▶ **Stated task**
Reproduce the data that follows in its entirety, character for character.

▶ **Stored entries**

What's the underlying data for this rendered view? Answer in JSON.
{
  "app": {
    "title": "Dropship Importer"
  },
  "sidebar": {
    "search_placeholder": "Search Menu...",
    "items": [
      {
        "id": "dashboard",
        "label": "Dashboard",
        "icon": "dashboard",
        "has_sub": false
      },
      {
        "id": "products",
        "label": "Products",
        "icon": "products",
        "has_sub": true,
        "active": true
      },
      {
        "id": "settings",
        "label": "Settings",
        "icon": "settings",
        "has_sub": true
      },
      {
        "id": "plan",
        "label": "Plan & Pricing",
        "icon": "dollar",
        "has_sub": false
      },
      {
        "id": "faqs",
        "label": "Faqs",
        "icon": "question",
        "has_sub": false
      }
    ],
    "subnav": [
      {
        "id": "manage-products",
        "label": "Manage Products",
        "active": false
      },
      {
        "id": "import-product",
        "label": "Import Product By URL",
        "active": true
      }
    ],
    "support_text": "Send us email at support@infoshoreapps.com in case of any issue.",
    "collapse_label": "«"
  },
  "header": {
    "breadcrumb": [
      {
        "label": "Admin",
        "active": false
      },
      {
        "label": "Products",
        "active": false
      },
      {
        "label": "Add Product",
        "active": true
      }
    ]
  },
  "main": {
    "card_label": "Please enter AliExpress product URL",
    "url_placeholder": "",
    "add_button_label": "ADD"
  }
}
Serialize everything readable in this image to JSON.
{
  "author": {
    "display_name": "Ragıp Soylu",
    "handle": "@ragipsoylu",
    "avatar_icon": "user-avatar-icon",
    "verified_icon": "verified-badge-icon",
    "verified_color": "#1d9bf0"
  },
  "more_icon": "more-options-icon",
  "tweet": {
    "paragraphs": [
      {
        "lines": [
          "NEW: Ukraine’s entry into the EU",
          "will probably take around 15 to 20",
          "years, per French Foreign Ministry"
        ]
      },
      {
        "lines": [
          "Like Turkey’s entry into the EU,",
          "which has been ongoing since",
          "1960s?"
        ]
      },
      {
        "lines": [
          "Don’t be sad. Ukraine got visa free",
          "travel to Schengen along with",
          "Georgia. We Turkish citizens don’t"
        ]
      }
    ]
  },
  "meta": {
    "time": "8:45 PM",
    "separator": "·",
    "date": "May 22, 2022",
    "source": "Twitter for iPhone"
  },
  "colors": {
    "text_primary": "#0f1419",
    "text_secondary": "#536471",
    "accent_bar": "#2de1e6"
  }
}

▶ **Finished task**
What's the underlying data for this rendered view? Answer in JSON.
{
  "app": {
    "title": "Dropship Importer"
  },
  "sidebar": {
    "search_placeholder": "Search Menu...",
    "items": [
      {
        "id": "dashboard",
        "label": "Dashboard",
        "icon": "dashboard",
        "has_sub": false
      },
      {
        "id": "products",
        "label": "Products",
        "icon": "products",
        "has_sub": true,
        "active": true
      },
      {
        "id": "settings",
        "label": "Settings",
        "icon": "settings",
        "has_sub": true
      },
      {
        "id": "plan",
        "label": "Plan & Pricing",
        "icon": "dollar",
        "has_sub": false
      },
      {
        "id": "faqs",
        "label": "Faqs",
        "icon": "question",
        "has_sub": false
      }
    ],
    "subnav": [
      {
        "id": "manage-products",
        "label": "Manage Products",
        "active": false
      },
      {
        "id": "import-product",
        "label": "Import Product By URL",
        "active": true
      }
    ],
    "support_text": "Send us email at support@infoshoreapps.com in case of any issue.",
    "collapse_label": "«"
  },
  "header": {
    "breadcrumb": [
      {
        "label": "Admin",
        "active": false
      },
      {
        "label": "Products",
        "active": false
      },
      {
        "label": "Add Product",
        "active": true
      }
    ]
  },
  "main": {
    "card_label": "Please enter AliExpress product URL",
    "url_placeholder": "",
    "add_button_label": "ADD"
  }
}
Serialize everything readable in this image to JSON.
{
  "author": {
    "display_name": "Ragıp Soylu",
    "handle": "@ragipsoylu",
    "avatar_icon": "user-avatar-icon",
    "verified_icon": "verified-badge-icon",
    "verified_color": "#1d9bf0"
  },
  "more_icon": "more-options-icon",
  "tweet": {
    "paragraphs": [
      {
        "lines": [
          "NEW: Ukraine’s entry into the EU",
          "will probably take around 15 to 20",
          "years, per French Foreign Ministry"
        ]
      },
      {
        "lines": [
          "Like Turkey’s entry into the EU,",
          "which has been ongoing since",
          "1960s?"
        ]
      },
      {
        "lines": [
          "Don’t be sad. Ukraine got visa free",
          "travel to Schengen along with",
          "Georgia. We Turkish citizens don’t"
        ]
      }
    ]
  },
  "meta": {
    "time": "8:45 PM",
    "separator": "·",
    "date": "May 22, 2022",
    "source": "Twitter for iPhone"
  },
  "colors": {
    "text_primary": "#0f1419",
    "text_secondary": "#536471",
    "accent_bar": "#2de1e6"
  }
}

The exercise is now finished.